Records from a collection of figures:
★ ★ ★ ★
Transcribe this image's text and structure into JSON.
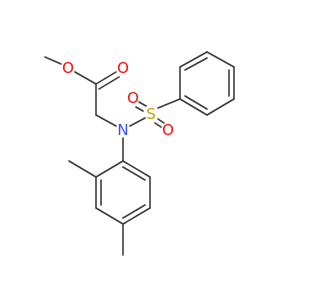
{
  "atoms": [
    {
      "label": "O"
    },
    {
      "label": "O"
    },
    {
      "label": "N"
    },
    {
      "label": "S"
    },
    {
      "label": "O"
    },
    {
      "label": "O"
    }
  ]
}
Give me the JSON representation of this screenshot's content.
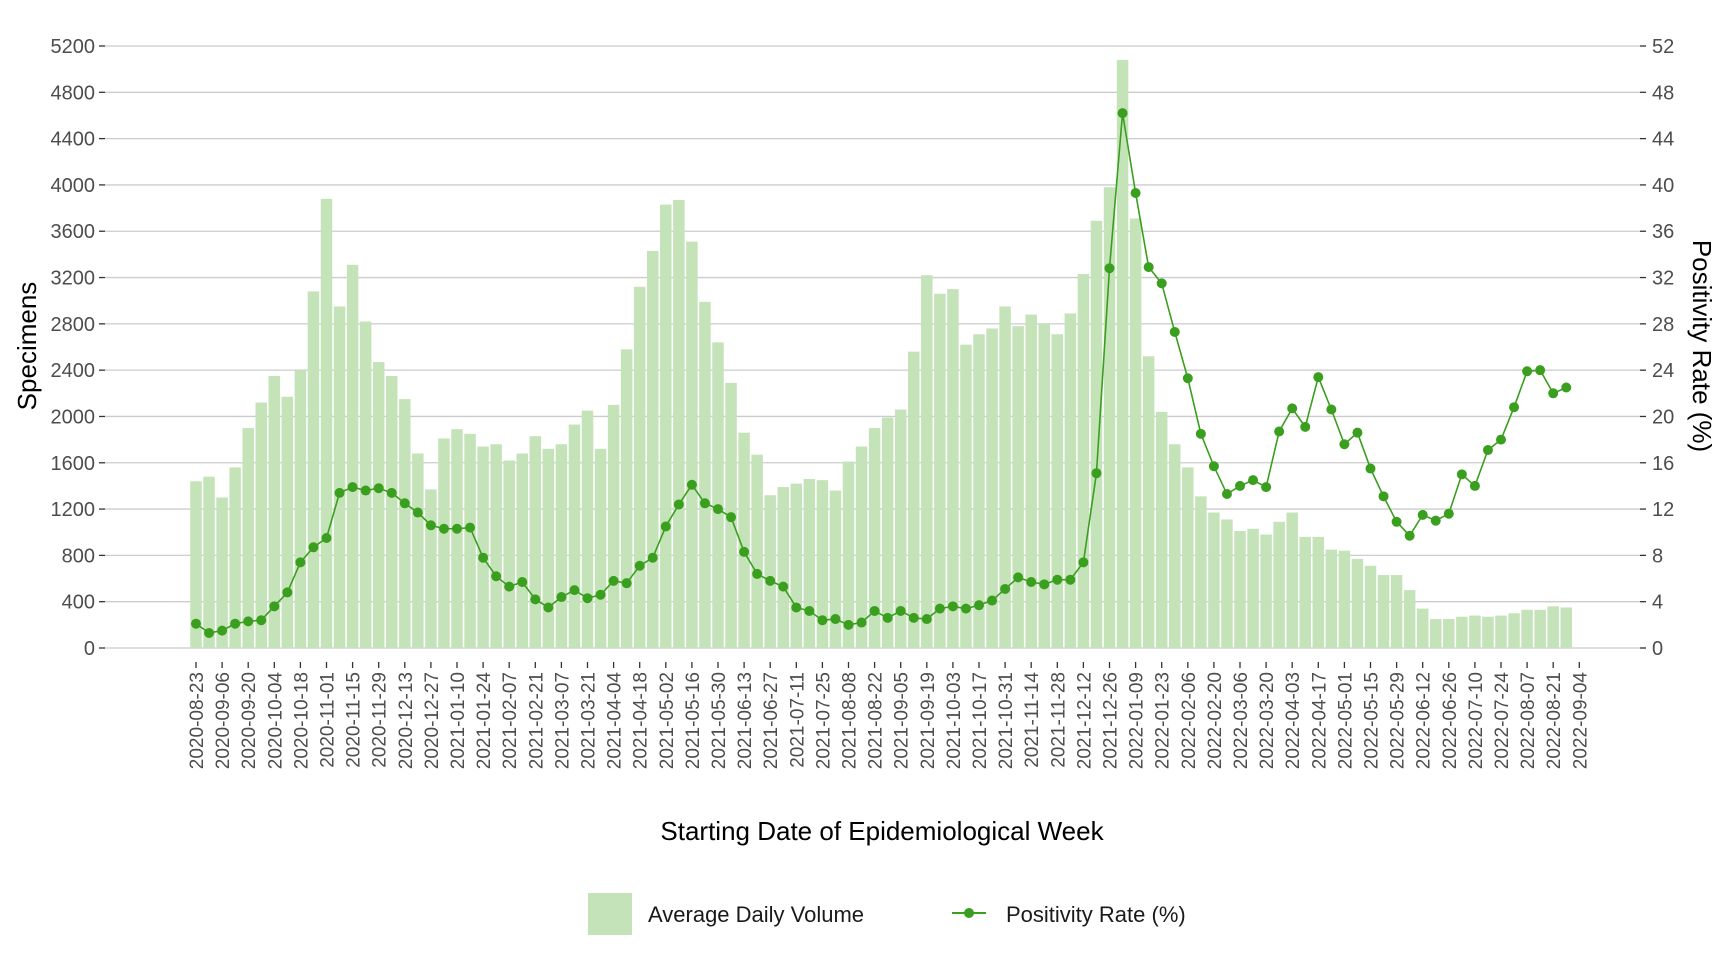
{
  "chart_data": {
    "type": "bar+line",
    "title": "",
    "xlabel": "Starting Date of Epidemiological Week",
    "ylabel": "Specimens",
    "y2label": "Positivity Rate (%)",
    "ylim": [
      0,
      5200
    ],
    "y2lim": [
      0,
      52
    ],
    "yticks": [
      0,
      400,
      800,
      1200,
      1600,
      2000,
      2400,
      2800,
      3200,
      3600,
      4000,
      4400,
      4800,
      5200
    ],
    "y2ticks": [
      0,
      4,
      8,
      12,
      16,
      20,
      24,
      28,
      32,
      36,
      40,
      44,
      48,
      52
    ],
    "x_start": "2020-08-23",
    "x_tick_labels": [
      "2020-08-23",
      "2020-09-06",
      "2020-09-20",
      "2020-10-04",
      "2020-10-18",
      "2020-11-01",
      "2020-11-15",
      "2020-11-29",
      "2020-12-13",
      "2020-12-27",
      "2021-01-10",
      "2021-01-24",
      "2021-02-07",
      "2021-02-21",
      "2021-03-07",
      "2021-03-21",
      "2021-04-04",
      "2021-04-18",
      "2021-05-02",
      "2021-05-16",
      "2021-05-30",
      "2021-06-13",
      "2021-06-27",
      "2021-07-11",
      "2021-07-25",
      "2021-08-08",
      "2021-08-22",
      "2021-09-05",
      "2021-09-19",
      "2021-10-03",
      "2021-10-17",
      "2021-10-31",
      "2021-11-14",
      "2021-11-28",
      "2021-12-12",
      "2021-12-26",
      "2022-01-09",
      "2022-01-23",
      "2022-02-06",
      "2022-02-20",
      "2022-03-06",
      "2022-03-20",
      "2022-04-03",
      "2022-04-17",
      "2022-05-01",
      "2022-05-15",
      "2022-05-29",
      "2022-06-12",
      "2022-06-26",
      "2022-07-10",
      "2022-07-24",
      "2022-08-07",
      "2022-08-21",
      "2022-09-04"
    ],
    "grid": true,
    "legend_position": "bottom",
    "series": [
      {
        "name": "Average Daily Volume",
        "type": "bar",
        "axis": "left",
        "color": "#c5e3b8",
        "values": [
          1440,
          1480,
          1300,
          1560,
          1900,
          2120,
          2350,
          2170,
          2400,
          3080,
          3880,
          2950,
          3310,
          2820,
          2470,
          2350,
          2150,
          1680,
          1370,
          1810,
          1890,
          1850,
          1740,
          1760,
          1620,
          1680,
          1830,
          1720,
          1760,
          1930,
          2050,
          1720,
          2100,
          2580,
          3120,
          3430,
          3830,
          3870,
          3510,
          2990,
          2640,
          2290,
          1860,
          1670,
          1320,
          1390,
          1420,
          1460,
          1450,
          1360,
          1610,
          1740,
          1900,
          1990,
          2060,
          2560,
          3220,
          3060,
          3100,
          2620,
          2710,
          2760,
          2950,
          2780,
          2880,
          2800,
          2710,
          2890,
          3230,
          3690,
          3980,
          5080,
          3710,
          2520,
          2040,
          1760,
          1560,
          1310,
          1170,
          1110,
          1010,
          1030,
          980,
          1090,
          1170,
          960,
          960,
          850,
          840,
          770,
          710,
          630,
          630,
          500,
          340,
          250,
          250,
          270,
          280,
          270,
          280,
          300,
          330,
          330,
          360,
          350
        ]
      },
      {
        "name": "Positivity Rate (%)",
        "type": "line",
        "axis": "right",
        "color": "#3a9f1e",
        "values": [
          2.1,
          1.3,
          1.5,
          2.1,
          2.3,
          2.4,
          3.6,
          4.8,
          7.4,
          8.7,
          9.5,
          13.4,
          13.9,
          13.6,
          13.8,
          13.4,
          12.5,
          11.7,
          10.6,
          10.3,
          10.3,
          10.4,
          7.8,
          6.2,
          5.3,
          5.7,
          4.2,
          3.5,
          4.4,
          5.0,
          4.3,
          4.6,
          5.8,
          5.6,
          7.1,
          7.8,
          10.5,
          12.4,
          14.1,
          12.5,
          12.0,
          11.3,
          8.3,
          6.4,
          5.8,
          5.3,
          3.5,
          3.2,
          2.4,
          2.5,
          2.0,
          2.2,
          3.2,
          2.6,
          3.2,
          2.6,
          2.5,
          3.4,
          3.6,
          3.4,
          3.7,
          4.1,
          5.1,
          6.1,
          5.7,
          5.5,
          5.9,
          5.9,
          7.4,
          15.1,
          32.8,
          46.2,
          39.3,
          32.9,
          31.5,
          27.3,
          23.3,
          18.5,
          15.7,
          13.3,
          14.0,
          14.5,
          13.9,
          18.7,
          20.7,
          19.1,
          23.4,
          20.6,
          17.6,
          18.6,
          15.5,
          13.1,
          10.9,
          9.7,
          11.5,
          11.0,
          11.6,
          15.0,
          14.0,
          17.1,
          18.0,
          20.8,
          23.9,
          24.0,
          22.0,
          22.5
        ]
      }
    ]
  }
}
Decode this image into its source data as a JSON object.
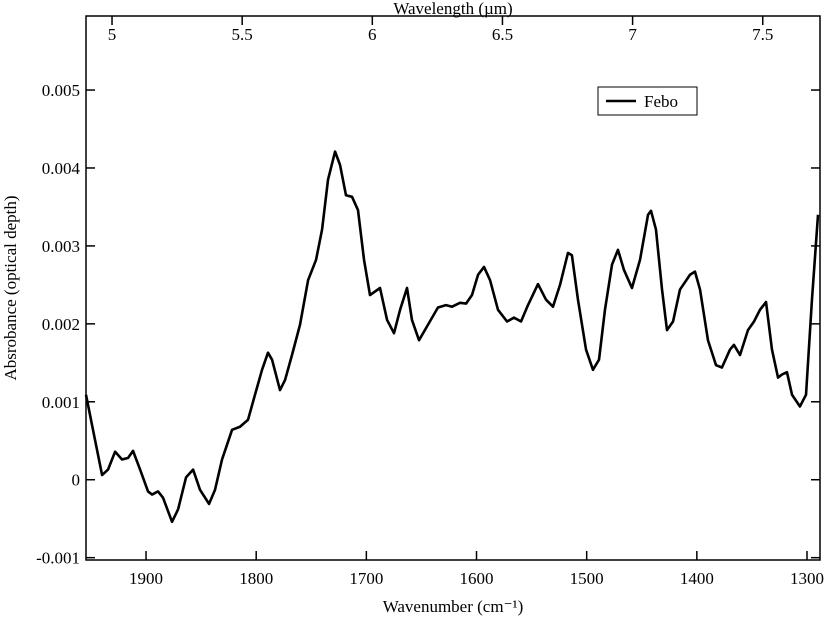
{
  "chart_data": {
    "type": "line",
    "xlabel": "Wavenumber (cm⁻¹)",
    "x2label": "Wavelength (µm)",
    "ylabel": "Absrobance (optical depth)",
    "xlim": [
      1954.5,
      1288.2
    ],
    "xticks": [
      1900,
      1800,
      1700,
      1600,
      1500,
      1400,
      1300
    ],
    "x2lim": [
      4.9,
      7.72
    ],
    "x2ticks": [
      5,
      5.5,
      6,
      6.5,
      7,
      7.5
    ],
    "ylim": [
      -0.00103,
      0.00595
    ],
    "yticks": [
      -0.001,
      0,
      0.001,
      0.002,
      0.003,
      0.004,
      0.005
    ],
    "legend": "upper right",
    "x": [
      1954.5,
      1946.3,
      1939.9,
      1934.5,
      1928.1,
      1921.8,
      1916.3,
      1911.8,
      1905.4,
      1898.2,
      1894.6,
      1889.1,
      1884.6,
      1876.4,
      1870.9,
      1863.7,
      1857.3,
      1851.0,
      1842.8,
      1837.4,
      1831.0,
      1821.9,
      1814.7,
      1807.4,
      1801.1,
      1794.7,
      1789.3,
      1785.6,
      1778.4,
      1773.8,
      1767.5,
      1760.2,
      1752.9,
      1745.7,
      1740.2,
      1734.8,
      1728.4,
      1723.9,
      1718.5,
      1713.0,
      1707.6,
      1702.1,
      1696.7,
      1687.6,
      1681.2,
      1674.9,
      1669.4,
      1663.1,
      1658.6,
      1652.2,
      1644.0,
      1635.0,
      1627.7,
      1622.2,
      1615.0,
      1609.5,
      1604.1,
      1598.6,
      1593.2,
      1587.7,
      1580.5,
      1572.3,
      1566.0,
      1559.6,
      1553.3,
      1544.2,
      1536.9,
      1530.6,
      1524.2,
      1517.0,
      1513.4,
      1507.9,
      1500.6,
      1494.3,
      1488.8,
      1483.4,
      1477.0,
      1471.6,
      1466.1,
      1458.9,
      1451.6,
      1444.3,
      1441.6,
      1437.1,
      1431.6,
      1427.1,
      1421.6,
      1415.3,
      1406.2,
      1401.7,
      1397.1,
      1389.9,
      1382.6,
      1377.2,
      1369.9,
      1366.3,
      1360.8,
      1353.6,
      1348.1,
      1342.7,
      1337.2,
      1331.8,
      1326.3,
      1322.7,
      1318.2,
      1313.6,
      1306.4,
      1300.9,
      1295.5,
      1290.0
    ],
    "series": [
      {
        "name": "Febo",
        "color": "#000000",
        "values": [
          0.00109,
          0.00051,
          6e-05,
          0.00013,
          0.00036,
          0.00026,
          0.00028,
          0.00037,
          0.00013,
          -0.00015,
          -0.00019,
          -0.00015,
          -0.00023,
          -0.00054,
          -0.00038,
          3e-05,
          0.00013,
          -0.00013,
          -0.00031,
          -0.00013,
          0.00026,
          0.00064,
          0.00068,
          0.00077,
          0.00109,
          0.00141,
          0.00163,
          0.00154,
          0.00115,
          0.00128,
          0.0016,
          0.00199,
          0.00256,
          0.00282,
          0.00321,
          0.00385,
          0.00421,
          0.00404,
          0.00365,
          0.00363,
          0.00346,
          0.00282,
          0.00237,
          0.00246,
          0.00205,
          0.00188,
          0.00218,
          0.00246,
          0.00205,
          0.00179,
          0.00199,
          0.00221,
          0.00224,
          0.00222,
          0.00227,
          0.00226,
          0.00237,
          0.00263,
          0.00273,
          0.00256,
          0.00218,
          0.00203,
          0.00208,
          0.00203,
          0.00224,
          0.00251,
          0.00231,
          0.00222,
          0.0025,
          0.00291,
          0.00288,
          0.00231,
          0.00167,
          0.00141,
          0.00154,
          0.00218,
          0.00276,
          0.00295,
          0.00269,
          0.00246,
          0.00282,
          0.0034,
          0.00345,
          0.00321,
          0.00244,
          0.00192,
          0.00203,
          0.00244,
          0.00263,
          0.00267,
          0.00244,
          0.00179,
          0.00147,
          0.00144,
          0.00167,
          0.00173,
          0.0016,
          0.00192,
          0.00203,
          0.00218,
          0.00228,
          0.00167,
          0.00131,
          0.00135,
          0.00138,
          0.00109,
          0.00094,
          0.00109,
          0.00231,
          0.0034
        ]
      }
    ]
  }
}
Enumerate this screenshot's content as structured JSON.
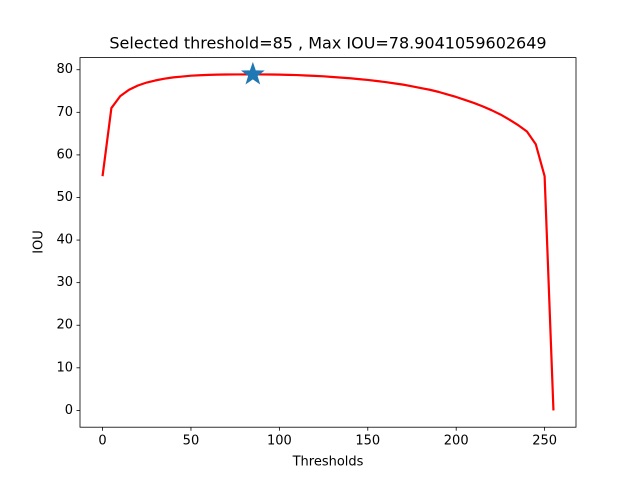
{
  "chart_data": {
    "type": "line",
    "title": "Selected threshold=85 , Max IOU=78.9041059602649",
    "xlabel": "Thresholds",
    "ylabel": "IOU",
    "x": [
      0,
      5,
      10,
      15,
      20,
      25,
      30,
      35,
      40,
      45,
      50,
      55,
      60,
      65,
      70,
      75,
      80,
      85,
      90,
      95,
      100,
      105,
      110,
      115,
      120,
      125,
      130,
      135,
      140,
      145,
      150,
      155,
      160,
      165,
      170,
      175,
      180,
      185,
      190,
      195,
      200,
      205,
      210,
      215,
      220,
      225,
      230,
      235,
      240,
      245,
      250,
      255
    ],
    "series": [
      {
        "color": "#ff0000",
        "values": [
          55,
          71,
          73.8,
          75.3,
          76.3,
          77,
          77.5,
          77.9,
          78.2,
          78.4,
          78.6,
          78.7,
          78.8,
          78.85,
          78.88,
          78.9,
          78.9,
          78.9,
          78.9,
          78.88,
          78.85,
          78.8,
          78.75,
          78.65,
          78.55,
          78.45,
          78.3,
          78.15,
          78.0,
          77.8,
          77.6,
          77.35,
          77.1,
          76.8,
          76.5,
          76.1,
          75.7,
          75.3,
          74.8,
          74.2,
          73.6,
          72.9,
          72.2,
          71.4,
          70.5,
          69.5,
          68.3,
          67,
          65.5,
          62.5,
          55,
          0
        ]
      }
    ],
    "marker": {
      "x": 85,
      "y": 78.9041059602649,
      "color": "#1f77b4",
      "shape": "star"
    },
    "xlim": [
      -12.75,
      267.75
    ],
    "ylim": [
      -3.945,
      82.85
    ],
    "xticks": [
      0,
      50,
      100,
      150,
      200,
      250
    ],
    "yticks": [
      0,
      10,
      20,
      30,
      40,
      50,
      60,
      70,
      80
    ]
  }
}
★ ★ ★ ★
What you have to do> Sift the material for lines with the string "JSON". Copy each one found.

Answer to this exercise>
Transcribe this image's text and structure into JSON.
Give me the JSON representation of this screenshot's content.
Decode this image into its source data as a JSON object.
Enumerate this screenshot's content as structured JSON.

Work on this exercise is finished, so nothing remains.